WORK TO COMPLETE —
Select every line containing the word "μάτια" from the material, and copy those lines.

SUPPLIED RECORDS —
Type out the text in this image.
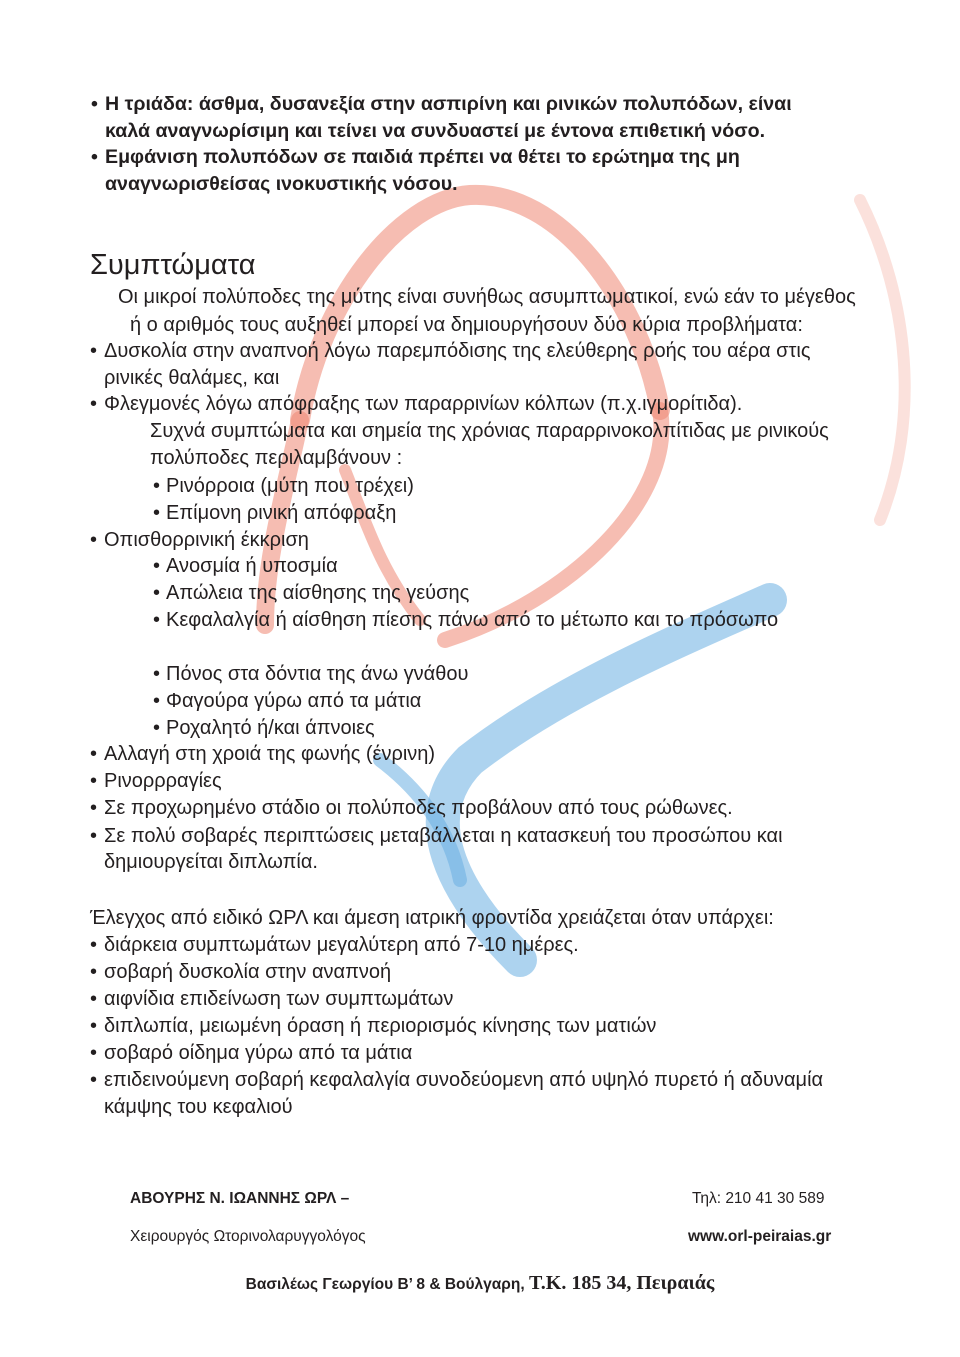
• Η τριάδα: άσθμα, δυσανεξία στην ασπιρίνη και ρινικών πολυπόδων, είναι
καλά αναγνωρίσιμη και τείνει να συνδυαστεί με έντονα επιθετική νόσο.
• Εμφάνιση πολυπόδων σε παιδιά πρέπει να θέτει το ερώτημα της μη
αναγνωρισθείσας ινοκυστικής νόσου.
Συμπτώματα
Οι μικροί πολύποδες της μύτης είναι συνήθως ασυμπτωματικοί, ενώ εάν το μέγεθος
ή ο αριθμός τους αυξηθεί μπορεί να δημιουργήσουν δύο κύρια προβλήματα:
• Δυσκολία στην αναπνοή λόγω παρεμπόδισης της ελεύθερης ροής του αέρα στις
ρινικές θαλάμες, και
• Φλεγμονές λόγω απόφραξης των παραρρινίων κόλπων (π.χ.ιγμορίτιδα).
Συχνά συμπτώματα και σημεία της χρόνιας παραρρινοκολπίτιδας με ρινικούς
πολύποδες περιλαμβάνουν :
• Ρινόρροια (μύτη που τρέχει)
• Επίμονη ρινική απόφραξη
• Οπισθορρινική έκκριση
• Ανοσμία ή υποσμία
• Απώλεια της αίσθησης της γεύσης
• Κεφαλαλγία ή αίσθηση πίεσης πάνω από το μέτωπο και το πρόσωπο
• Πόνος στα δόντια της άνω γνάθου
• Φαγούρα γύρω από τα μάτια
• Ροχαλητό ή/και άπνοιες
• Αλλαγή στη χροιά της φωνής (ένρινη)
• Ρινορρραγίες
• Σε προχωρημένο στάδιο οι πολύποδες προβάλουν από τους ρώθωνες.
• Σε πολύ σοβαρές περιπτώσεις μεταβάλλεται η κατασκευή του προσώπου και
δημιουργείται διπλωπία.
Έλεγχος από ειδικό ΩΡΛ και άμεση ιατρική φροντίδα χρειάζεται όταν υπάρχει:
• διάρκεια συμπτωμάτων μεγαλύτερη από 7-10 ημέρες.
• σοβαρή δυσκολία στην αναπνοή
• αιφνίδια επιδείνωση των συμπτωμάτων
• διπλωπία, μειωμένη όραση ή περιορισμός κίνησης των ματιών
• σοβαρό οίδημα γύρω από τα μάτια
• επιδεινούμενη σοβαρή κεφαλαλγία συνοδεύομενη από υψηλό πυρετό ή αδυναμία
κάμψης του κεφαλιού
ΑΒΟΥΡΗΣ Ν. ΙΩΑΝΝΗΣ ΩΡΛ –	Τηλ: 210 41 30 589
Χειρουργός Ωτορινολαρυγγολόγος	www.orl-peiraias.gr
Βασιλέως Γεωργίου Β’ 8 & Βούλγαρη, Τ.Κ. 185 34, Πειραιάς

FINISHED ANSWER —
• Φαγούρα γύρω από τα μάτια
• σοβαρό οίδημα γύρω από τα μάτια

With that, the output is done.